Omit the pictures from the entries below and retype everything else exactly.

━━━━━ LISTED RECORDS

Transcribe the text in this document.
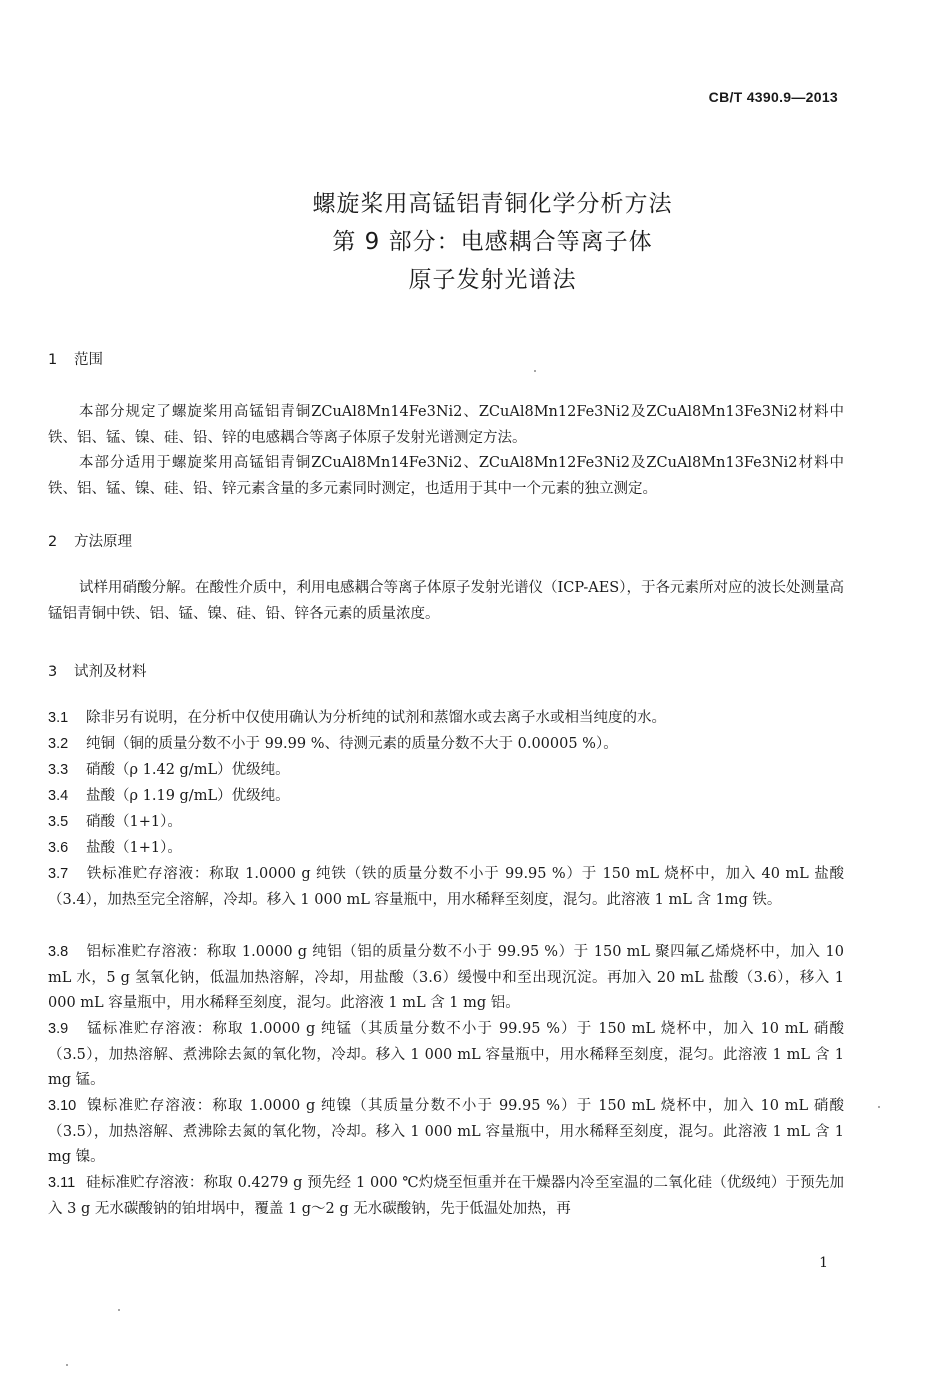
CB/T 4390.9—2013
螺旋桨用高锰铝青铜化学分析方法
第 9 部分：电感耦合等离子体
原子发射光谱法
1 范围
本部分规定了螺旋桨用高锰铝青铜ZCuAl8Mn14Fe3Ni2、ZCuAl8Mn12Fe3Ni2及ZCuAl8Mn13Fe3Ni2材料中铁、铝、锰、镍、硅、铅、锌的电感耦合等离子体原子发射光谱测定方法。
本部分适用于螺旋桨用高锰铝青铜ZCuAl8Mn14Fe3Ni2、ZCuAl8Mn12Fe3Ni2及ZCuAl8Mn13Fe3Ni2材料中铁、铝、锰、镍、硅、铅、锌元素含量的多元素同时测定，也适用于其中一个元素的独立测定。
2 方法原理
试样用硝酸分解。在酸性介质中，利用电感耦合等离子体原子发射光谱仪（ICP-AES），于各元素所对应的波长处测量高锰铝青铜中铁、铝、锰、镍、硅、铅、锌各元素的质量浓度。
3 试剂及材料
3.1 除非另有说明，在分析中仅使用确认为分析纯的试剂和蒸馏水或去离子水或相当纯度的水。
3.2 纯铜（铜的质量分数不小于 99.99 %、待测元素的质量分数不大于 0.00005 %）。
3.3 硝酸（ρ 1.42 g/mL）优级纯。
3.4 盐酸（ρ 1.19 g/mL）优级纯。
3.5 硝酸（1+1）。
3.6 盐酸（1+1）。
3.7 铁标准贮存溶液：称取 1.0000 g 纯铁（铁的质量分数不小于 99.95 %）于 150 mL 烧杯中，加入 40 mL 盐酸（3.4），加热至完全溶解，冷却。移入 1 000 mL 容量瓶中，用水稀释至刻度，混匀。此溶液 1 mL 含 1mg 铁。
3.8 铝标准贮存溶液：称取 1.0000 g 纯铝（铝的质量分数不小于 99.95 %）于 150 mL 聚四氟乙烯烧杯中，加入 10 mL 水，5 g 氢氧化钠，低温加热溶解，冷却，用盐酸（3.6）缓慢中和至出现沉淀。再加入 20 mL 盐酸（3.6），移入 1 000 mL 容量瓶中，用水稀释至刻度，混匀。此溶液 1 mL 含 1 mg 铝。
3.9 锰标准贮存溶液：称取 1.0000 g 纯锰（其质量分数不小于 99.95 %）于 150 mL 烧杯中，加入 10 mL 硝酸（3.5），加热溶解、煮沸除去氮的氧化物，冷却。移入 1 000 mL 容量瓶中，用水稀释至刻度，混匀。此溶液 1 mL 含 1 mg 锰。
3.10 镍标准贮存溶液：称取 1.0000 g 纯镍（其质量分数不小于 99.95 %）于 150 mL 烧杯中，加入 10 mL 硝酸（3.5），加热溶解、煮沸除去氮的氧化物，冷却。移入 1 000 mL 容量瓶中，用水稀释至刻度，混匀。此溶液 1 mL 含 1 mg 镍。
3.11 硅标准贮存溶液：称取 0.4279 g 预先经 1 000 ℃灼烧至恒重并在干燥器内冷至室温的二氧化硅（优级纯）于预先加入 3 g 无水碳酸钠的铂坩埚中，覆盖 1 g～2 g 无水碳酸钠，先于低温处加热，再
1
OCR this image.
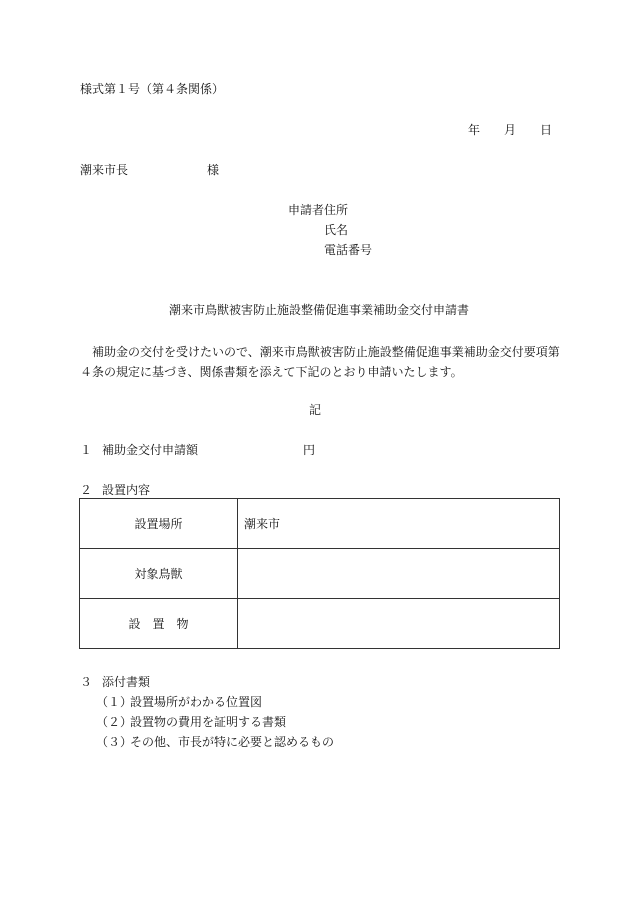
様式第１号（第４条関係）
年 月 日
潮来市長	様
申請者住所
氏名
電話番号
潮来市鳥獣被害防止施設整備促進事業補助金交付申請書
補助金の交付を受けたいので、潮来市鳥獣被害防止施設整備促進事業補助金交付要項第４条の規定に基づき、関係書類を添えて下記のとおり申請いたします。
記
１ 補助金交付申請額	円
２ 設置内容
設置場所	潮来市
対象鳥獣	
設　置　物	
３ 添付書類
（１）設置場所がわかる位置図
（２）設置物の費用を証明する書類
（３）その他、市長が特に必要と認めるもの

━━━━━━━━━━

▶ [EXERCISE ANSWER]
Transcribe the text in this document.
CB/T 4390.9—2013
螺旋桨用高锰铝青铜化学分析方法
第 9 部分：电感耦合等离子体
原子发射光谱法
1 范围
本部分规定了螺旋桨用高锰铝青铜ZCuAl8Mn14Fe3Ni2、ZCuAl8Mn12Fe3Ni2及ZCuAl8Mn13Fe3Ni2材料中铁、铝、锰、镍、硅、铅、锌的电感耦合等离子体原子发射光谱测定方法。
本部分适用于螺旋桨用高锰铝青铜ZCuAl8Mn14Fe3Ni2、ZCuAl8Mn12Fe3Ni2及ZCuAl8Mn13Fe3Ni2材料中铁、铝、锰、镍、硅、铅、锌元素含量的多元素同时测定，也适用于其中一个元素的独立测定。
2 方法原理
试样用硝酸分解。在酸性介质中，利用电感耦合等离子体原子发射光谱仪（ICP-AES），于各元素所对应的波长处测量高锰铝青铜中铁、铝、锰、镍、硅、铅、锌各元素的质量浓度。
3 试剂及材料
3.1 除非另有说明，在分析中仅使用确认为分析纯的试剂和蒸馏水或去离子水或相当纯度的水。
3.2 纯铜（铜的质量分数不小于 99.99 %、待测元素的质量分数不大于 0.00005 %）。
3.3 硝酸（ρ 1.42 g/mL）优级纯。
3.4 盐酸（ρ 1.19 g/mL）优级纯。
3.5 硝酸（1+1）。
3.6 盐酸（1+1）。
3.7 铁标准贮存溶液：称取 1.0000 g 纯铁（铁的质量分数不小于 99.95 %）于 150 mL 烧杯中，加入 40 mL 盐酸（3.4），加热至完全溶解，冷却。移入 1 000 mL 容量瓶中，用水稀释至刻度，混匀。此溶液 1 mL 含 1mg 铁。
3.8 铝标准贮存溶液：称取 1.0000 g 纯铝（铝的质量分数不小于 99.95 %）于 150 mL 聚四氟乙烯烧杯中，加入 10 mL 水，5 g 氢氧化钠，低温加热溶解，冷却，用盐酸（3.6）缓慢中和至出现沉淀。再加入 20 mL 盐酸（3.6），移入 1 000 mL 容量瓶中，用水稀释至刻度，混匀。此溶液 1 mL 含 1 mg 铝。
3.9 锰标准贮存溶液：称取 1.0000 g 纯锰（其质量分数不小于 99.95 %）于 150 mL 烧杯中，加入 10 mL 硝酸（3.5），加热溶解、煮沸除去氮的氧化物，冷却。移入 1 000 mL 容量瓶中，用水稀释至刻度，混匀。此溶液 1 mL 含 1 mg 锰。
3.10 镍标准贮存溶液：称取 1.0000 g 纯镍（其质量分数不小于 99.95 %）于 150 mL 烧杯中，加入 10 mL 硝酸（3.5），加热溶解、煮沸除去氮的氧化物，冷却。移入 1 000 mL 容量瓶中，用水稀释至刻度，混匀。此溶液 1 mL 含 1 mg 镍。
3.11 硅标准贮存溶液：称取 0.4279 g 预先经 1 000 ℃灼烧至恒重并在干燥器内冷至室温的二氧化硅（优级纯）于预先加入 3 g 无水碳酸钠的铂坩埚中，覆盖 1 g～2 g 无水碳酸钠，先于低温处加热，再
1
OCR this image.
様式第１号（第４条関係）
年 月 日
潮来市長	様
申請者住所
氏名
電話番号
潮来市鳥獣被害防止施設整備促進事業補助金交付申請書
補助金の交付を受けたいので、潮来市鳥獣被害防止施設整備促進事業補助金交付要項第４条の規定に基づき、関係書類を添えて下記のとおり申請いたします。
記
１ 補助金交付申請額	円
２ 設置内容
設置場所	潮来市
対象鳥獣	
設　置　物	
３ 添付書類
（１）設置場所がわかる位置図
（２）設置物の費用を証明する書類
（３）その他、市長が特に必要と認めるもの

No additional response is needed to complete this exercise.